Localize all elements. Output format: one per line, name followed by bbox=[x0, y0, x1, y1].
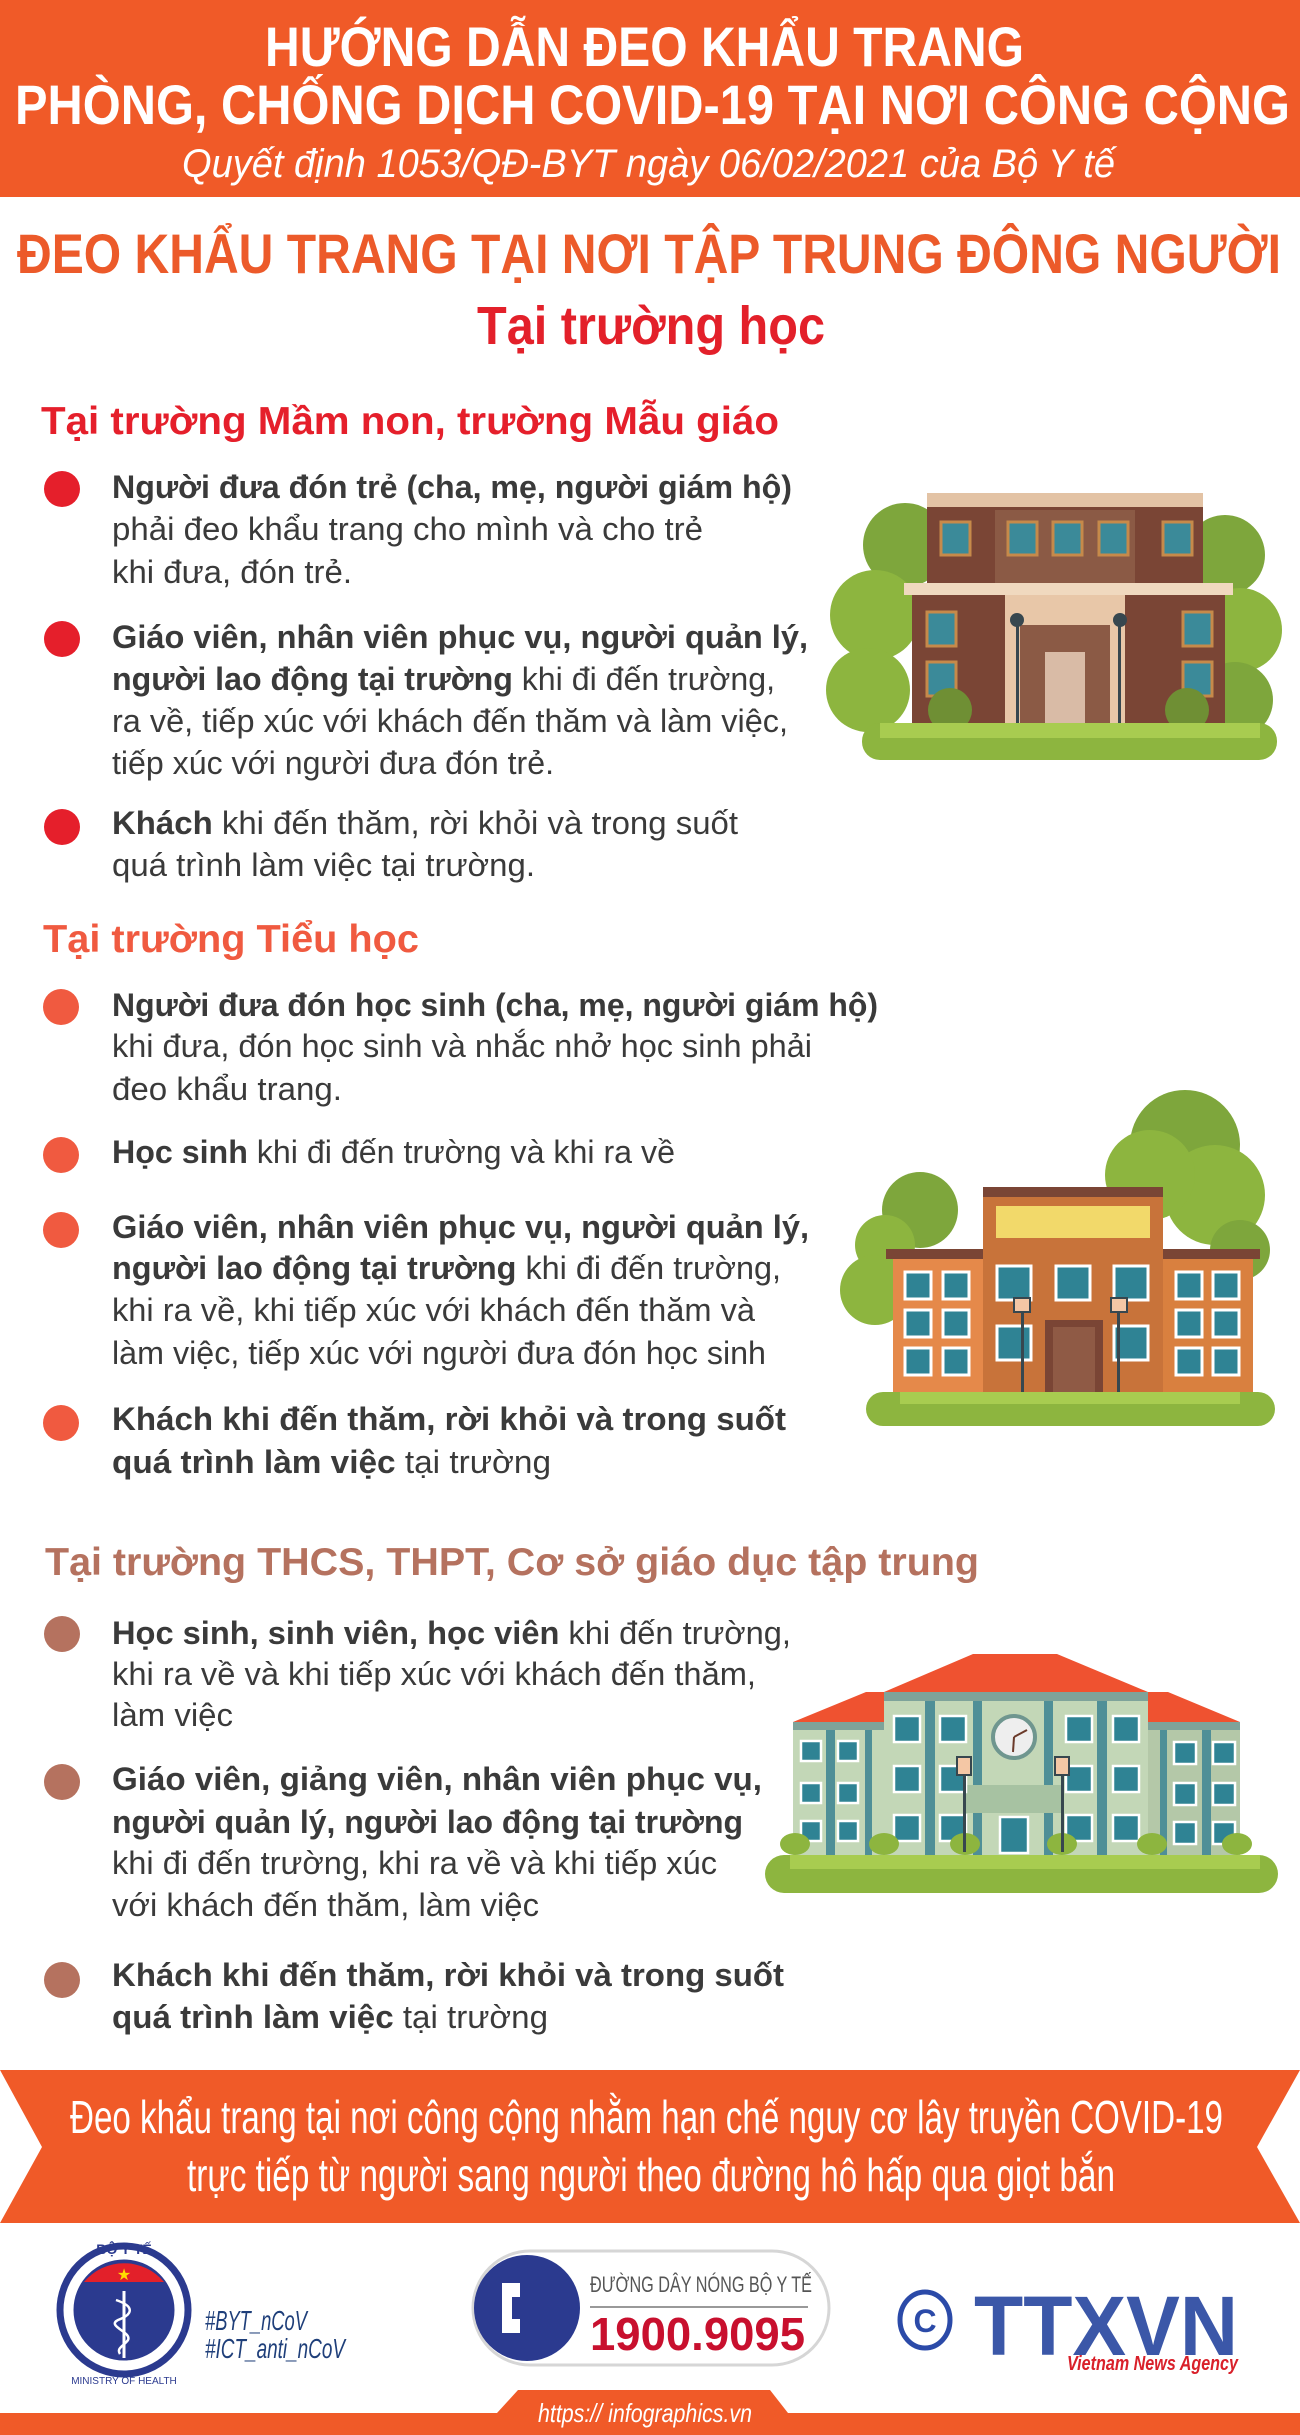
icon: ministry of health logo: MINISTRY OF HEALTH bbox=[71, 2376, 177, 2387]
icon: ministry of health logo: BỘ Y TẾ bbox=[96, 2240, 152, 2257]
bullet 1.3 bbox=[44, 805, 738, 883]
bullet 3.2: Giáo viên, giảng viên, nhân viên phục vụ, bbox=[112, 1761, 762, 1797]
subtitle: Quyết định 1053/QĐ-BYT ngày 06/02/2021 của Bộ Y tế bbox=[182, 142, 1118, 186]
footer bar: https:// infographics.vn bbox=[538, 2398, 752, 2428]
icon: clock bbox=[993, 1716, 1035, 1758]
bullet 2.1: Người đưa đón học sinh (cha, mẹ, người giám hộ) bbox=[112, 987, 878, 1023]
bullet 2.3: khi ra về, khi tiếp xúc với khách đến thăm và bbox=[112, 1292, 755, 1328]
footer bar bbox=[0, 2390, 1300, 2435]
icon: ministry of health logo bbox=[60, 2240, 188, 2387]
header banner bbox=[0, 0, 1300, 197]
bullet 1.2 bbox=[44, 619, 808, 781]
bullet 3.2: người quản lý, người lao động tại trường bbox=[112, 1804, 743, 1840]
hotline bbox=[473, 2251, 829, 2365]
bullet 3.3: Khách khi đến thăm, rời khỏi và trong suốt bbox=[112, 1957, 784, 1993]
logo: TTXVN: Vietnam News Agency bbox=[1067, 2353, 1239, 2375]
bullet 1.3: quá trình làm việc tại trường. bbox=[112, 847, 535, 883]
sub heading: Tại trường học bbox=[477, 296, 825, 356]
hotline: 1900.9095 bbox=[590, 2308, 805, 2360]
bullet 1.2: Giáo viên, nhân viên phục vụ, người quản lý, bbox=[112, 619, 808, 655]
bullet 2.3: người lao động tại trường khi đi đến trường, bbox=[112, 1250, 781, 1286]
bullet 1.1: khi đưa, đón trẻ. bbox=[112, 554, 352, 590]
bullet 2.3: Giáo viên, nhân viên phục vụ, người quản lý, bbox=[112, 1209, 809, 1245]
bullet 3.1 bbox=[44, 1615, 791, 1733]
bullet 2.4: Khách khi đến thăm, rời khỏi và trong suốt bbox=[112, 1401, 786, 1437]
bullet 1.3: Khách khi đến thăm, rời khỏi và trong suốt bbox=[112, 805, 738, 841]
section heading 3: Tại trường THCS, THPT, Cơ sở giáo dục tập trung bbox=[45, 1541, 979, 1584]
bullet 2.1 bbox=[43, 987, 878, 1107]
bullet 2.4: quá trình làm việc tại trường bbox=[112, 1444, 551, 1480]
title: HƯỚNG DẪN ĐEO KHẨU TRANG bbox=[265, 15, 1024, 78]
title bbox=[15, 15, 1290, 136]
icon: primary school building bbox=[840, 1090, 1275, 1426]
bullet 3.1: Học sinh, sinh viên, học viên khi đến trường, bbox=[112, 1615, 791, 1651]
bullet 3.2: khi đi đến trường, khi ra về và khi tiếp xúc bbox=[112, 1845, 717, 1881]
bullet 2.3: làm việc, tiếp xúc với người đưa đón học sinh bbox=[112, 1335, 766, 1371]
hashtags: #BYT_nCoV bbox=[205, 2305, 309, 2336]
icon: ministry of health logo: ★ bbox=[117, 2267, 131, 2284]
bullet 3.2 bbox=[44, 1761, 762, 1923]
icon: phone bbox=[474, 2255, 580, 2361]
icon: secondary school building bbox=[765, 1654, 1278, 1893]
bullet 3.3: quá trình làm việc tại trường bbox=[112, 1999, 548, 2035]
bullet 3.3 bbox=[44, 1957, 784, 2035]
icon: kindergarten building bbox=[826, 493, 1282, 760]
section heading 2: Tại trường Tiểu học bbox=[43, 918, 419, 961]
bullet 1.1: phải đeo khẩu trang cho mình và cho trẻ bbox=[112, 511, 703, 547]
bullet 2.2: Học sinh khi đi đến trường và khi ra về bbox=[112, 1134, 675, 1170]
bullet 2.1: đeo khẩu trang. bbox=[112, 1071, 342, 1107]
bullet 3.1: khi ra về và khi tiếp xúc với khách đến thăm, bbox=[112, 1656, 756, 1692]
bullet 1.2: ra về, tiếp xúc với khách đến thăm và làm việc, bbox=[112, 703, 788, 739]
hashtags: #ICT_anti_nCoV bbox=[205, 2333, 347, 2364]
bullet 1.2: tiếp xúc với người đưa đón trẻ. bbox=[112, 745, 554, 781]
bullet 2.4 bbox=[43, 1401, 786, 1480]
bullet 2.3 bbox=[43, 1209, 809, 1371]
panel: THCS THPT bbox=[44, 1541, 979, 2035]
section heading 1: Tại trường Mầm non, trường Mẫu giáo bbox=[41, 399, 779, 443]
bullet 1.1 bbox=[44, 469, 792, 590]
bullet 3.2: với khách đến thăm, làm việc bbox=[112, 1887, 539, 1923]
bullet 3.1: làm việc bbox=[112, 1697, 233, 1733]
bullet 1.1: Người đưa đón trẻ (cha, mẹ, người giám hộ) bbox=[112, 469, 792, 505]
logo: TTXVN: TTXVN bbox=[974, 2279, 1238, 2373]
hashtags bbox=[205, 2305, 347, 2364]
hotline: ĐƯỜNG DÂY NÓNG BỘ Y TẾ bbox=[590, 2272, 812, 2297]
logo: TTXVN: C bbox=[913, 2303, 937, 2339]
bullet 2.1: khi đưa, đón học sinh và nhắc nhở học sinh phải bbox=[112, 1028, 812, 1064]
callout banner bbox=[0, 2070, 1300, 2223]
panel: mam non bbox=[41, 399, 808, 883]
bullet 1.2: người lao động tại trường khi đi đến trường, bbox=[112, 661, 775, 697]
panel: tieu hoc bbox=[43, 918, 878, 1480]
------------------------------
Direction: Copy all of the data above line for line without changing anything, and leave the pictures out.

Response:
Localize all elements. Output format: one per line, name followed by bbox=[x0, y0, x1, y1].
icon: ministry of health logo: MINISTRY OF HEALTH bbox=[71, 2376, 177, 2387]
icon: ministry of health logo: BỘ Y TẾ bbox=[96, 2240, 152, 2257]
bullet 1.3 bbox=[44, 805, 738, 883]
bullet 3.2: Giáo viên, giảng viên, nhân viên phục vụ, bbox=[112, 1761, 762, 1797]
subtitle: Quyết định 1053/QĐ-BYT ngày 06/02/2021 của Bộ Y tế bbox=[182, 142, 1118, 186]
footer bar: https:// infographics.vn bbox=[538, 2398, 752, 2428]
icon: clock bbox=[993, 1716, 1035, 1758]
bullet 2.1: Người đưa đón học sinh (cha, mẹ, người giám hộ) bbox=[112, 987, 878, 1023]
bullet 2.3: khi ra về, khi tiếp xúc với khách đến thăm và bbox=[112, 1292, 755, 1328]
footer bar bbox=[0, 2390, 1300, 2435]
icon: ministry of health logo bbox=[60, 2240, 188, 2387]
header banner bbox=[0, 0, 1300, 197]
bullet 1.2 bbox=[44, 619, 808, 781]
bullet 3.2: người quản lý, người lao động tại trường bbox=[112, 1804, 743, 1840]
hotline bbox=[473, 2251, 829, 2365]
bullet 3.3: Khách khi đến thăm, rời khỏi và trong suốt bbox=[112, 1957, 784, 1993]
logo: TTXVN: Vietnam News Agency bbox=[1067, 2353, 1239, 2375]
bullet 1.3: quá trình làm việc tại trường. bbox=[112, 847, 535, 883]
sub heading: Tại trường học bbox=[477, 296, 825, 356]
hotline: 1900.9095 bbox=[590, 2308, 805, 2360]
bullet 1.2: Giáo viên, nhân viên phục vụ, người quản lý, bbox=[112, 619, 808, 655]
bullet 2.3: người lao động tại trường khi đi đến trường, bbox=[112, 1250, 781, 1286]
bullet 1.1: khi đưa, đón trẻ. bbox=[112, 554, 352, 590]
bullet 2.3: Giáo viên, nhân viên phục vụ, người quản lý, bbox=[112, 1209, 809, 1245]
bullet 3.1 bbox=[44, 1615, 791, 1733]
bullet 2.4: Khách khi đến thăm, rời khỏi và trong suốt bbox=[112, 1401, 786, 1437]
bullet 1.3: Khách khi đến thăm, rời khỏi và trong suốt bbox=[112, 805, 738, 841]
section heading 3: Tại trường THCS, THPT, Cơ sở giáo dục tập trung bbox=[45, 1541, 979, 1584]
bullet 2.1 bbox=[43, 987, 878, 1107]
bullet 2.4: quá trình làm việc tại trường bbox=[112, 1444, 551, 1480]
title: HƯỚNG DẪN ĐEO KHẨU TRANG bbox=[265, 15, 1024, 78]
title bbox=[15, 15, 1290, 136]
icon: primary school building bbox=[840, 1090, 1275, 1426]
bullet 3.1: Học sinh, sinh viên, học viên khi đến trường, bbox=[112, 1615, 791, 1651]
bullet 3.2: khi đi đến trường, khi ra về và khi tiếp xúc bbox=[112, 1845, 717, 1881]
bullet 2.3: làm việc, tiếp xúc với người đưa đón học sinh bbox=[112, 1335, 766, 1371]
hashtags: #BYT_nCoV bbox=[205, 2305, 309, 2336]
icon: ministry of health logo: ★ bbox=[117, 2267, 131, 2284]
bullet 3.2 bbox=[44, 1761, 762, 1923]
icon: phone bbox=[474, 2255, 580, 2361]
icon: secondary school building bbox=[765, 1654, 1278, 1893]
bullet 3.3: quá trình làm việc tại trường bbox=[112, 1999, 548, 2035]
bullet 3.3 bbox=[44, 1957, 784, 2035]
icon: kindergarten building bbox=[826, 493, 1282, 760]
section heading 2: Tại trường Tiểu học bbox=[43, 918, 419, 961]
bullet 1.1: phải đeo khẩu trang cho mình và cho trẻ bbox=[112, 511, 703, 547]
bullet 2.2: Học sinh khi đi đến trường và khi ra về bbox=[112, 1134, 675, 1170]
bullet 2.1: đeo khẩu trang. bbox=[112, 1071, 342, 1107]
bullet 3.1: khi ra về và khi tiếp xúc với khách đến thăm, bbox=[112, 1656, 756, 1692]
bullet 1.2: ra về, tiếp xúc với khách đến thăm và làm việc, bbox=[112, 703, 788, 739]
hashtags: #ICT_anti_nCoV bbox=[205, 2333, 347, 2364]
bullet 1.2: tiếp xúc với người đưa đón trẻ. bbox=[112, 745, 554, 781]
bullet 2.4 bbox=[43, 1401, 786, 1480]
bullet 2.3 bbox=[43, 1209, 809, 1371]
panel: THCS THPT bbox=[44, 1541, 979, 2035]
section heading 1: Tại trường Mầm non, trường Mẫu giáo bbox=[41, 399, 779, 443]
bullet 1.1 bbox=[44, 469, 792, 590]
bullet 3.2: với khách đến thăm, làm việc bbox=[112, 1887, 539, 1923]
bullet 3.1: làm việc bbox=[112, 1697, 233, 1733]
bullet 1.1: Người đưa đón trẻ (cha, mẹ, người giám hộ) bbox=[112, 469, 792, 505]
logo: TTXVN: TTXVN bbox=[974, 2279, 1238, 2373]
hashtags bbox=[205, 2305, 347, 2364]
hotline: ĐƯỜNG DÂY NÓNG BỘ Y TẾ bbox=[590, 2272, 812, 2297]
logo: TTXVN: C bbox=[913, 2303, 937, 2339]
bullet 2.1: khi đưa, đón học sinh và nhắc nhở học sinh phải bbox=[112, 1028, 812, 1064]
callout banner bbox=[0, 2070, 1300, 2223]
panel: mam non bbox=[41, 399, 808, 883]
bullet 1.2: người lao động tại trường khi đi đến trường, bbox=[112, 661, 775, 697]
panel: tieu hoc bbox=[43, 918, 878, 1480]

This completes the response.